■ Objective ■
Return each line of the material verbatim.

=== Working data ===

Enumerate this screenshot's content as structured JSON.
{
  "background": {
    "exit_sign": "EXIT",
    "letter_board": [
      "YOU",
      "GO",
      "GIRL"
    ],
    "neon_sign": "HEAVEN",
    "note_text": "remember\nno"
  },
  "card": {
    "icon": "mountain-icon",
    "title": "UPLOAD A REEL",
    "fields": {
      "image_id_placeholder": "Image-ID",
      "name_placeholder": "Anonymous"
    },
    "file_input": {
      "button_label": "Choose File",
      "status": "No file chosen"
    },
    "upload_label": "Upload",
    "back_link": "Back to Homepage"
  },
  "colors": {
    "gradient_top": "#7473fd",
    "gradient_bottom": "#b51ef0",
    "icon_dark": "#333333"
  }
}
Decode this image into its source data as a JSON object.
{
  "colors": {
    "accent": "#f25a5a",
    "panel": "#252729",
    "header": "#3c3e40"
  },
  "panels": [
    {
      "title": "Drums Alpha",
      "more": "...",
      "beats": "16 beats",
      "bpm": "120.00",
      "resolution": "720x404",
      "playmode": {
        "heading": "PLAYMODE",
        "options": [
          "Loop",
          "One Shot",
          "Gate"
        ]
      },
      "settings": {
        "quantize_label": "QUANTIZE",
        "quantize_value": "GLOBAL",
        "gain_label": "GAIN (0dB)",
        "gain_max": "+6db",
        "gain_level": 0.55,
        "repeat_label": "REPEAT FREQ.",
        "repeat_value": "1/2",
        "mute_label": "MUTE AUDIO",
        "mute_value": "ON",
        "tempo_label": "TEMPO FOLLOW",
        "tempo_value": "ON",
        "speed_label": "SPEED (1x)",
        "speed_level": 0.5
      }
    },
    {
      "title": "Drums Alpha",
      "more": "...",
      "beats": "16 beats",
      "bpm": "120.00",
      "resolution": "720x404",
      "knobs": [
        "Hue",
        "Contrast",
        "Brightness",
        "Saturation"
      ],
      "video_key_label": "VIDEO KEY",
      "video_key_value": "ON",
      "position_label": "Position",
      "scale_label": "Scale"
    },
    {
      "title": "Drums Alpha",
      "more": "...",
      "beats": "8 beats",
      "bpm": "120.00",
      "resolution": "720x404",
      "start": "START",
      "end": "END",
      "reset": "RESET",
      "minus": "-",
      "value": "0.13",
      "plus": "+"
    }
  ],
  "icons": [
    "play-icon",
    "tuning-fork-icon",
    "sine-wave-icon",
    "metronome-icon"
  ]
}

===

■ Answer for this exercise ■
Enumerate this screenshot's content as structured JSON.
{
  "background": {
    "exit_sign": "EXIT",
    "letter_board": [
      "YOU",
      "GO",
      "GIRL"
    ],
    "neon_sign": "HEAVEN",
    "note_text": "remember\nno"
  },
  "card": {
    "icon": "mountain-icon",
    "title": "UPLOAD A REEL",
    "fields": {
      "image_id_placeholder": "Image-ID",
      "name_placeholder": "Anonymous"
    },
    "file_input": {
      "button_label": "Choose File",
      "status": "No file chosen"
    },
    "upload_label": "Upload",
    "back_link": "Back to Homepage"
  },
  "colors": {
    "gradient_top": "#7473fd",
    "gradient_bottom": "#b51ef0",
    "icon_dark": "#333333"
  }
}
Decode this image into its source data as a JSON object.
{
  "colors": {
    "accent": "#f25a5a",
    "panel": "#252729",
    "header": "#3c3e40"
  },
  "panels": [
    {
      "title": "Drums Alpha",
      "more": "...",
      "beats": "16 beats",
      "bpm": "120.00",
      "resolution": "720x404",
      "playmode": {
        "heading": "PLAYMODE",
        "options": [
          "Loop",
          "One Shot",
          "Gate"
        ]
      },
      "settings": {
        "quantize_label": "QUANTIZE",
        "quantize_value": "GLOBAL",
        "gain_label": "GAIN (0dB)",
        "gain_max": "+6db",
        "gain_level": 0.55,
        "repeat_label": "REPEAT FREQ.",
        "repeat_value": "1/2",
        "mute_label": "MUTE AUDIO",
        "mute_value": "ON",
        "tempo_label": "TEMPO FOLLOW",
        "tempo_value": "ON",
        "speed_label": "SPEED (1x)",
        "speed_level": 0.5
      }
    },
    {
      "title": "Drums Alpha",
      "more": "...",
      "beats": "16 beats",
      "bpm": "120.00",
      "resolution": "720x404",
      "knobs": [
        "Hue",
        "Contrast",
        "Brightness",
        "Saturation"
      ],
      "video_key_label": "VIDEO KEY",
      "video_key_value": "ON",
      "position_label": "Position",
      "scale_label": "Scale"
    },
    {
      "title": "Drums Alpha",
      "more": "...",
      "beats": "8 beats",
      "bpm": "120.00",
      "resolution": "720x404",
      "start": "START",
      "end": "END",
      "reset": "RESET",
      "minus": "-",
      "value": "0.13",
      "plus": "+"
    }
  ],
  "icons": [
    "play-icon",
    "tuning-fork-icon",
    "sine-wave-icon",
    "metronome-icon"
  ]
}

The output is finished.